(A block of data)
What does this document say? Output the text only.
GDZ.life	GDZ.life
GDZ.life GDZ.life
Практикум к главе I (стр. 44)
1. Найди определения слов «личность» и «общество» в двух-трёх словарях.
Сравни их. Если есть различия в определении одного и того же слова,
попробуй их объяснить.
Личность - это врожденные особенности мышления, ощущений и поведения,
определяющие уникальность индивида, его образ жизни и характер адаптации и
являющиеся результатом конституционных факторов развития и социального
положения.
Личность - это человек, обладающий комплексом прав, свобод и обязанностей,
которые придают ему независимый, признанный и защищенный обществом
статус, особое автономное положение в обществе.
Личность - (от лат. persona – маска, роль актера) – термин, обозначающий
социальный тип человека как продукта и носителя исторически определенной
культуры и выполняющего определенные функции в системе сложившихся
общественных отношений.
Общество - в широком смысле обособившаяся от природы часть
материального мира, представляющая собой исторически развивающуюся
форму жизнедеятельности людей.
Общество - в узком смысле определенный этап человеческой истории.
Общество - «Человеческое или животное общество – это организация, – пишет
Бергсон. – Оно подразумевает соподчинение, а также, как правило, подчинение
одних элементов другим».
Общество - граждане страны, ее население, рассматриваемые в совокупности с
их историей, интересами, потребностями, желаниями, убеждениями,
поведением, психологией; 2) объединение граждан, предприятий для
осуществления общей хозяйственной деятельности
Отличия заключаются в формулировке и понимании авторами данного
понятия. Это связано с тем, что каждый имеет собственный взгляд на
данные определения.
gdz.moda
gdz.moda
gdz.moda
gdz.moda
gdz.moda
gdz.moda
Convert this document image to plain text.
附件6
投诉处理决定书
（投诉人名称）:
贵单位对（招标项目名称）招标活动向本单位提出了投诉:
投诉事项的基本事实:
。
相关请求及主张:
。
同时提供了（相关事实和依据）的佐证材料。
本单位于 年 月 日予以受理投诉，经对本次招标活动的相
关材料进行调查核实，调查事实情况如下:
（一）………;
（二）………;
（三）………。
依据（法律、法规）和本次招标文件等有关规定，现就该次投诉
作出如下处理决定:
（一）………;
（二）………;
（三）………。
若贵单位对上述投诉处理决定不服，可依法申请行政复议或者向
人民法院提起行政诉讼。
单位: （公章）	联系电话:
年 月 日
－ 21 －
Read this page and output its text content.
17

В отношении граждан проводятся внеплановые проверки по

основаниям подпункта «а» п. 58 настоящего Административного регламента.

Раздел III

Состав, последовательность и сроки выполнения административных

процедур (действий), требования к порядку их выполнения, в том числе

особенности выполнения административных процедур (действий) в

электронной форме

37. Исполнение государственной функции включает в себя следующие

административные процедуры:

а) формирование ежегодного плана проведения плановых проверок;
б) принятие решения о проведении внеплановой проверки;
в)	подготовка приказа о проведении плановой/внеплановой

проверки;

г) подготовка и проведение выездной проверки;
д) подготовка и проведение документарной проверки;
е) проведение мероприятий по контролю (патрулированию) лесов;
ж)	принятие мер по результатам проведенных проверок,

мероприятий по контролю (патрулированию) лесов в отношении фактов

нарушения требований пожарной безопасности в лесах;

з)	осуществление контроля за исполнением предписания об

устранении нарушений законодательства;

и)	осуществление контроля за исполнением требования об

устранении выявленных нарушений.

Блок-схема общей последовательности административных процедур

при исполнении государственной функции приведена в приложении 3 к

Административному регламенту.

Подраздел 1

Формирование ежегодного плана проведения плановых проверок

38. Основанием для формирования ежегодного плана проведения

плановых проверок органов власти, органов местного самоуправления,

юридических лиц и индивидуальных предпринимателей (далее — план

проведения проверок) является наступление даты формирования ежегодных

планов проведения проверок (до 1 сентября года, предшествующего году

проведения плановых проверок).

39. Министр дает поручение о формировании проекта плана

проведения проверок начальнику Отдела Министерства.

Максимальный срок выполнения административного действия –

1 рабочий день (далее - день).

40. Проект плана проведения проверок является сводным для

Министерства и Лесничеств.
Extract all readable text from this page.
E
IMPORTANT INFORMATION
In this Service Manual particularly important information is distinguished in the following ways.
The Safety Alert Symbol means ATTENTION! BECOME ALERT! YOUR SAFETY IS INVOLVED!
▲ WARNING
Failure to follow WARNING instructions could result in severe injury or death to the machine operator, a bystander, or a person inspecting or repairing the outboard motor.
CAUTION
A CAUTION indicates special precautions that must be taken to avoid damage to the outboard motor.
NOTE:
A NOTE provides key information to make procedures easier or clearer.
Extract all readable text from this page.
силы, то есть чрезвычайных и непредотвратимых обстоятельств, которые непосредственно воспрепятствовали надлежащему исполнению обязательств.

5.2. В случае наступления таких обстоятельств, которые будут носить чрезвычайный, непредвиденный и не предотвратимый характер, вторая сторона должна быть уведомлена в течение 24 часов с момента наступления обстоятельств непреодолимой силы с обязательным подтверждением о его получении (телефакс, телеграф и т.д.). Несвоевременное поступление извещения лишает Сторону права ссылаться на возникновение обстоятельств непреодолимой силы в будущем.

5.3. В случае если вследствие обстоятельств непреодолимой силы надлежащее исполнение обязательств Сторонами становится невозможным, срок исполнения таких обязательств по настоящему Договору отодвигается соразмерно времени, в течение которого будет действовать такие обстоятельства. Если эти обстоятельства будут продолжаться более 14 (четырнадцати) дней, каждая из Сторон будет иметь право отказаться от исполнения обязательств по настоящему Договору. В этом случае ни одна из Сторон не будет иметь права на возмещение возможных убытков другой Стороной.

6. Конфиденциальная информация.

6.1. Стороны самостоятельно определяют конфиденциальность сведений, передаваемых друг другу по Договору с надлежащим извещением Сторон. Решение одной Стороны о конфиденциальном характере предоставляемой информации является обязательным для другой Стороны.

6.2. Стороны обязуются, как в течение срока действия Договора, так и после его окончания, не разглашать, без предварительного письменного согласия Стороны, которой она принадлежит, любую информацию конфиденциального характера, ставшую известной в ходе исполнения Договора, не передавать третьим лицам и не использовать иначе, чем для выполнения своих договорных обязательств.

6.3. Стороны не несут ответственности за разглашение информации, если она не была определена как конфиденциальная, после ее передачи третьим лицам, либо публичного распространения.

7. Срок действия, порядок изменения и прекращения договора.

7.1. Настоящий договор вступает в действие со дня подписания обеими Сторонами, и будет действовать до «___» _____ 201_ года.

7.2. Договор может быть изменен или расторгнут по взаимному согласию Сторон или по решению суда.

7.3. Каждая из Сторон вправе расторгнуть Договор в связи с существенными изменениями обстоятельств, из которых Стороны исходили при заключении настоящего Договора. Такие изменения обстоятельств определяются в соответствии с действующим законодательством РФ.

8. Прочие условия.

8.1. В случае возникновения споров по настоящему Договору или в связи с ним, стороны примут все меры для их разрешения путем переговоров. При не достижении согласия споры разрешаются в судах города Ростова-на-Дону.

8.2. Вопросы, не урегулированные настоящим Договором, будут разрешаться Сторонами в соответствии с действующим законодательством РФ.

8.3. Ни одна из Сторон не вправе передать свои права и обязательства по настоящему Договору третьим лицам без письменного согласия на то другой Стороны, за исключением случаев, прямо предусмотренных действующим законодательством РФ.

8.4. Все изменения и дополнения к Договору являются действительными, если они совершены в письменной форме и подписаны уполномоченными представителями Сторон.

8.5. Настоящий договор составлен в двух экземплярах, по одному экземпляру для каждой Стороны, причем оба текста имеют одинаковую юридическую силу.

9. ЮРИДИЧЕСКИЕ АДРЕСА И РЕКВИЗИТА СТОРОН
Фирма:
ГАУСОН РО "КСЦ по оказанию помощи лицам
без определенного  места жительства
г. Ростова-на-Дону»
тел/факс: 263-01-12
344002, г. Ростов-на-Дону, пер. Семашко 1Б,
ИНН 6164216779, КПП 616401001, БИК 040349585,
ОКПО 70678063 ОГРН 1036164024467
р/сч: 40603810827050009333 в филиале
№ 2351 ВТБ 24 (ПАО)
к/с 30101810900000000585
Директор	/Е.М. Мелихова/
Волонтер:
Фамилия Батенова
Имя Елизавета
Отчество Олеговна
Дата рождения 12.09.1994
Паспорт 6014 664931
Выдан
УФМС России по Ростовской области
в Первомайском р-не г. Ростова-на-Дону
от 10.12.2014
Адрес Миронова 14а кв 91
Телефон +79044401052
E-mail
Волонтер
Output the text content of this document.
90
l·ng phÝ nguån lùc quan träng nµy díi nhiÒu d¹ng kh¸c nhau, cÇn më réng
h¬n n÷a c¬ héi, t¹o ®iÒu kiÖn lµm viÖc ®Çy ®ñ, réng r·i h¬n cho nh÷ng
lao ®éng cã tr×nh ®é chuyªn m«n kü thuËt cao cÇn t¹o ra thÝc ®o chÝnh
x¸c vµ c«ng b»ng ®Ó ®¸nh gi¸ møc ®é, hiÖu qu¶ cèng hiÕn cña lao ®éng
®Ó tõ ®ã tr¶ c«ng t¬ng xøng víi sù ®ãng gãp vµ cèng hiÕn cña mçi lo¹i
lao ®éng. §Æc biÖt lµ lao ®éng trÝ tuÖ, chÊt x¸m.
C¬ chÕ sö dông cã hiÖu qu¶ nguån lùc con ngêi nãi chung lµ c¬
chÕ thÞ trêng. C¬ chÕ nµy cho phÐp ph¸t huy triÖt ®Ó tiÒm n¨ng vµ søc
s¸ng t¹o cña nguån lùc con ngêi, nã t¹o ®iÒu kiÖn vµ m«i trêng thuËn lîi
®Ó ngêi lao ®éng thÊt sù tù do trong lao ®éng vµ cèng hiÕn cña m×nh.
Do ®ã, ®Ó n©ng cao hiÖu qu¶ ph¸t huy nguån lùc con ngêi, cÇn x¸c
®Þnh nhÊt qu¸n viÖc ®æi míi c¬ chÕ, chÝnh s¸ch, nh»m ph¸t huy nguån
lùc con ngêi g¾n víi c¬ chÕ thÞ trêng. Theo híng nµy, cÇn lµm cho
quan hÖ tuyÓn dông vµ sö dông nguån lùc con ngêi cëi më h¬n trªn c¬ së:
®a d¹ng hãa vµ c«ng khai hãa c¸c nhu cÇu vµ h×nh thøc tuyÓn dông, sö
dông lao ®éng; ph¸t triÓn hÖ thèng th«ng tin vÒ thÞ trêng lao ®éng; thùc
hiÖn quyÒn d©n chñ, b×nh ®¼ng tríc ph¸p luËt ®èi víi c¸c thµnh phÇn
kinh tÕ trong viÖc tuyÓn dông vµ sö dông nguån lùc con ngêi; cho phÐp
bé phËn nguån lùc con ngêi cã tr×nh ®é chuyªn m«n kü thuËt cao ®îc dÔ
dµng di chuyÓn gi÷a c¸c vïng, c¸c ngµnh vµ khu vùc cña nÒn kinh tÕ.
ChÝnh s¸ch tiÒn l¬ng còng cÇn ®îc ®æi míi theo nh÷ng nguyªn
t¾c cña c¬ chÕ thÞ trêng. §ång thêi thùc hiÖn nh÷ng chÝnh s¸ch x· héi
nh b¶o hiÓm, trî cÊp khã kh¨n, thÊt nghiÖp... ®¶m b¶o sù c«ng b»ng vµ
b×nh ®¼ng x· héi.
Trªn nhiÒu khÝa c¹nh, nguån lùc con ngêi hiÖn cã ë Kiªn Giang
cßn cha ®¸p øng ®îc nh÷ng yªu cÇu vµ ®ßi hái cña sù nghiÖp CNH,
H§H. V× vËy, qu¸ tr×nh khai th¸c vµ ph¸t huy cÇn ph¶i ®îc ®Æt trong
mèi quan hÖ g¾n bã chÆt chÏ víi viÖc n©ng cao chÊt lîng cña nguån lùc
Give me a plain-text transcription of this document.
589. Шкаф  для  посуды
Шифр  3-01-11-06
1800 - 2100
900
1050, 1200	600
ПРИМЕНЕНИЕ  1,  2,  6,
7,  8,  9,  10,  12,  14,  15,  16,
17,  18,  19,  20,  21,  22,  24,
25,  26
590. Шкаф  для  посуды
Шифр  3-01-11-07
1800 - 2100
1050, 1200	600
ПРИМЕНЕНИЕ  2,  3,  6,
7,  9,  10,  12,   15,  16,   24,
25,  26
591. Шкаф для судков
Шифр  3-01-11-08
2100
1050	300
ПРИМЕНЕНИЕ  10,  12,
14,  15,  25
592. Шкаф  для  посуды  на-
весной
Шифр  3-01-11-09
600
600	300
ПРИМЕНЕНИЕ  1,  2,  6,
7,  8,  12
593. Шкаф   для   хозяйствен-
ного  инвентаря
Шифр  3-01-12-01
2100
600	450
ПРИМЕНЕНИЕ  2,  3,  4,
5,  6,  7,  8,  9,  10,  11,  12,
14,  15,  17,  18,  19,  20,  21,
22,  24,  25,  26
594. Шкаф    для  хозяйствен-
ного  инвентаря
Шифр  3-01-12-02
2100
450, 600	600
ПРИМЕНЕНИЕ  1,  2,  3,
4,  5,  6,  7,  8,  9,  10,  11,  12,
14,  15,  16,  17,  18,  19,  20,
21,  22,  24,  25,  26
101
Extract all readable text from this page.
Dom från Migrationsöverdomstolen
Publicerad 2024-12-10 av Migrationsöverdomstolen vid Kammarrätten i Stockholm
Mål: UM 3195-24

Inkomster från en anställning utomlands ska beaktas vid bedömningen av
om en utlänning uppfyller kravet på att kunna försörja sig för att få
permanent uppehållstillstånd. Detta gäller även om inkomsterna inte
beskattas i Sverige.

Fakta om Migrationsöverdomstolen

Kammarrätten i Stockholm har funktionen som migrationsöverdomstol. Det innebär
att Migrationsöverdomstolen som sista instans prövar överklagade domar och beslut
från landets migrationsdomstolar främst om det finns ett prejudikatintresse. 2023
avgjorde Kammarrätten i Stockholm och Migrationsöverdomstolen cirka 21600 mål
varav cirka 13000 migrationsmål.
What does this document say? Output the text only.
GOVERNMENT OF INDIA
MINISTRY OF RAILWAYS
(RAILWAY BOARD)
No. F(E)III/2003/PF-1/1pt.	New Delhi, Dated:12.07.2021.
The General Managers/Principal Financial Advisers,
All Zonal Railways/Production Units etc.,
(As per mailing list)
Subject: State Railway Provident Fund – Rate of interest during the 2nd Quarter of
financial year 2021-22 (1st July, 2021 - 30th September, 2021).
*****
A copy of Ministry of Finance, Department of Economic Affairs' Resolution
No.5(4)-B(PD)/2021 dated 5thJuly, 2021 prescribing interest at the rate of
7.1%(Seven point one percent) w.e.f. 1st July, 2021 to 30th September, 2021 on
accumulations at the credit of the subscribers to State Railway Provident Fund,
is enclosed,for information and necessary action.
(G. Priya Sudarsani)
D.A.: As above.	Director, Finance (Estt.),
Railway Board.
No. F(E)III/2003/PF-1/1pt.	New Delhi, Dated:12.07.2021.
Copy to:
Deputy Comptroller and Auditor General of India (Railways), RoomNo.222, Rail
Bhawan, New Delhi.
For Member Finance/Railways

▶ AIM OF THE EXERCISE: Out of the material above, gather each line where "принятие" appears.

▶ RESPONSE:
б) принятие решения о проведении внеплановой проверки;
ж)	принятие мер по результатам проведенных проверок,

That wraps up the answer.